- _Material for this task_:
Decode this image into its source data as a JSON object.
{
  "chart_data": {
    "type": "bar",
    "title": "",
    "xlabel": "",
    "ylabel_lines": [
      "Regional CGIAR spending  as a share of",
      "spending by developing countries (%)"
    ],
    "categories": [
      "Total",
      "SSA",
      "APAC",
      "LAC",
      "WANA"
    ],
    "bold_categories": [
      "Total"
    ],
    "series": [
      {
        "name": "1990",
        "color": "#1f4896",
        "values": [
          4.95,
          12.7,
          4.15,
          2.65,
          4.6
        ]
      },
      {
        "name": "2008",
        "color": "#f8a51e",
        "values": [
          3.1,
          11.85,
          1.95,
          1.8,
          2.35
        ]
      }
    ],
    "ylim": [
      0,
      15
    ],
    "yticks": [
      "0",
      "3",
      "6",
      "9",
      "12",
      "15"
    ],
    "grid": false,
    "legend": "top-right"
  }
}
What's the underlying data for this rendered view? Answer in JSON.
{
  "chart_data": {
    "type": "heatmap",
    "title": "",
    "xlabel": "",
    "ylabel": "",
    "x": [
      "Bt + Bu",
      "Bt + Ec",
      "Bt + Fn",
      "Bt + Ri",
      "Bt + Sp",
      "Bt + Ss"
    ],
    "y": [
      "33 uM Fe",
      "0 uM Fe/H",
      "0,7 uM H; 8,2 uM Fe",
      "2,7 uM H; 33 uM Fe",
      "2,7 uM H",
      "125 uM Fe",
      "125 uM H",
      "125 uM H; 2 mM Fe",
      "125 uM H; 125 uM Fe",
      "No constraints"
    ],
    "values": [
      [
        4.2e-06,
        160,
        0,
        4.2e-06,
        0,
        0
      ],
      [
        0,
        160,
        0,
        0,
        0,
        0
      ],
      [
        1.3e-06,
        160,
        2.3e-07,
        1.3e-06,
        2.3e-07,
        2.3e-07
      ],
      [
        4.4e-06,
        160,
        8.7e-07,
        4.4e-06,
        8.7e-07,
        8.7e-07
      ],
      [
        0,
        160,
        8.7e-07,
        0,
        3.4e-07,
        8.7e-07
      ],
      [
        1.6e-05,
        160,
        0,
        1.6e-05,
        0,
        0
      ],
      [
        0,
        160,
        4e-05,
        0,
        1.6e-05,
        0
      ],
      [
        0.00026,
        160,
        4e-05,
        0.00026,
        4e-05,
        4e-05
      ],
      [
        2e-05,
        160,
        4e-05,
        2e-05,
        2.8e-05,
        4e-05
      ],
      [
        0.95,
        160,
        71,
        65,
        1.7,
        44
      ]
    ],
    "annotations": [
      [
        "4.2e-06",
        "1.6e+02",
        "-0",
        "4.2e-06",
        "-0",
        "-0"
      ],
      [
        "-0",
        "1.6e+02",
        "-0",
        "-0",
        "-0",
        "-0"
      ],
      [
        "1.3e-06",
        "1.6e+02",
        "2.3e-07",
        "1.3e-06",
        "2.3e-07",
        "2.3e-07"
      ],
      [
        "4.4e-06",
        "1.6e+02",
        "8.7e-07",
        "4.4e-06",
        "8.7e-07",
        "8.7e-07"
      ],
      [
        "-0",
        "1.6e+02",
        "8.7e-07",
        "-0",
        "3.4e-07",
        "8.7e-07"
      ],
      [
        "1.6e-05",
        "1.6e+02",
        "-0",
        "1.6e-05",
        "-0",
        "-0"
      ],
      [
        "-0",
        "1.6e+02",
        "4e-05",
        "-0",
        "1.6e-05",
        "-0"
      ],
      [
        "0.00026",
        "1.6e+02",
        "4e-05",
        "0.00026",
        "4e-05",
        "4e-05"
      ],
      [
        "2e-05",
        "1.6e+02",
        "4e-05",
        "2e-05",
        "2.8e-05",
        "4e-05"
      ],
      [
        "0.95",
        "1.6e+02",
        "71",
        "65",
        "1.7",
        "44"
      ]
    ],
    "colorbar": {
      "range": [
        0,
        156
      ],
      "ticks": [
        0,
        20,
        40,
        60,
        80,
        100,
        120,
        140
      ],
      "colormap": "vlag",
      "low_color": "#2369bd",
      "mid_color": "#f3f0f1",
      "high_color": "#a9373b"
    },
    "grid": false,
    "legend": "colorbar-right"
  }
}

- _Written request_: Transcribe every entry word for word.

- _Written reply_:
Decode this image into its source data as a JSON object.
{
  "chart_data": {
    "type": "bar",
    "title": "",
    "xlabel": "",
    "ylabel_lines": [
      "Regional CGIAR spending  as a share of",
      "spending by developing countries (%)"
    ],
    "categories": [
      "Total",
      "SSA",
      "APAC",
      "LAC",
      "WANA"
    ],
    "bold_categories": [
      "Total"
    ],
    "series": [
      {
        "name": "1990",
        "color": "#1f4896",
        "values": [
          4.95,
          12.7,
          4.15,
          2.65,
          4.6
        ]
      },
      {
        "name": "2008",
        "color": "#f8a51e",
        "values": [
          3.1,
          11.85,
          1.95,
          1.8,
          2.35
        ]
      }
    ],
    "ylim": [
      0,
      15
    ],
    "yticks": [
      "0",
      "3",
      "6",
      "9",
      "12",
      "15"
    ],
    "grid": false,
    "legend": "top-right"
  }
}
What's the underlying data for this rendered view? Answer in JSON.
{
  "chart_data": {
    "type": "heatmap",
    "title": "",
    "xlabel": "",
    "ylabel": "",
    "x": [
      "Bt + Bu",
      "Bt + Ec",
      "Bt + Fn",
      "Bt + Ri",
      "Bt + Sp",
      "Bt + Ss"
    ],
    "y": [
      "33 uM Fe",
      "0 uM Fe/H",
      "0,7 uM H; 8,2 uM Fe",
      "2,7 uM H; 33 uM Fe",
      "2,7 uM H",
      "125 uM Fe",
      "125 uM H",
      "125 uM H; 2 mM Fe",
      "125 uM H; 125 uM Fe",
      "No constraints"
    ],
    "values": [
      [
        4.2e-06,
        160,
        0,
        4.2e-06,
        0,
        0
      ],
      [
        0,
        160,
        0,
        0,
        0,
        0
      ],
      [
        1.3e-06,
        160,
        2.3e-07,
        1.3e-06,
        2.3e-07,
        2.3e-07
      ],
      [
        4.4e-06,
        160,
        8.7e-07,
        4.4e-06,
        8.7e-07,
        8.7e-07
      ],
      [
        0,
        160,
        8.7e-07,
        0,
        3.4e-07,
        8.7e-07
      ],
      [
        1.6e-05,
        160,
        0,
        1.6e-05,
        0,
        0
      ],
      [
        0,
        160,
        4e-05,
        0,
        1.6e-05,
        0
      ],
      [
        0.00026,
        160,
        4e-05,
        0.00026,
        4e-05,
        4e-05
      ],
      [
        2e-05,
        160,
        4e-05,
        2e-05,
        2.8e-05,
        4e-05
      ],
      [
        0.95,
        160,
        71,
        65,
        1.7,
        44
      ]
    ],
    "annotations": [
      [
        "4.2e-06",
        "1.6e+02",
        "-0",
        "4.2e-06",
        "-0",
        "-0"
      ],
      [
        "-0",
        "1.6e+02",
        "-0",
        "-0",
        "-0",
        "-0"
      ],
      [
        "1.3e-06",
        "1.6e+02",
        "2.3e-07",
        "1.3e-06",
        "2.3e-07",
        "2.3e-07"
      ],
      [
        "4.4e-06",
        "1.6e+02",
        "8.7e-07",
        "4.4e-06",
        "8.7e-07",
        "8.7e-07"
      ],
      [
        "-0",
        "1.6e+02",
        "8.7e-07",
        "-0",
        "3.4e-07",
        "8.7e-07"
      ],
      [
        "1.6e-05",
        "1.6e+02",
        "-0",
        "1.6e-05",
        "-0",
        "-0"
      ],
      [
        "-0",
        "1.6e+02",
        "4e-05",
        "-0",
        "1.6e-05",
        "-0"
      ],
      [
        "0.00026",
        "1.6e+02",
        "4e-05",
        "0.00026",
        "4e-05",
        "4e-05"
      ],
      [
        "2e-05",
        "1.6e+02",
        "4e-05",
        "2e-05",
        "2.8e-05",
        "4e-05"
      ],
      [
        "0.95",
        "1.6e+02",
        "71",
        "65",
        "1.7",
        "44"
      ]
    ],
    "colorbar": {
      "range": [
        0,
        156
      ],
      "ticks": [
        0,
        20,
        40,
        60,
        80,
        100,
        120,
        140
      ],
      "colormap": "vlag",
      "low_color": "#2369bd",
      "mid_color": "#f3f0f1",
      "high_color": "#a9373b"
    },
    "grid": false,
    "legend": "colorbar-right"
  }
}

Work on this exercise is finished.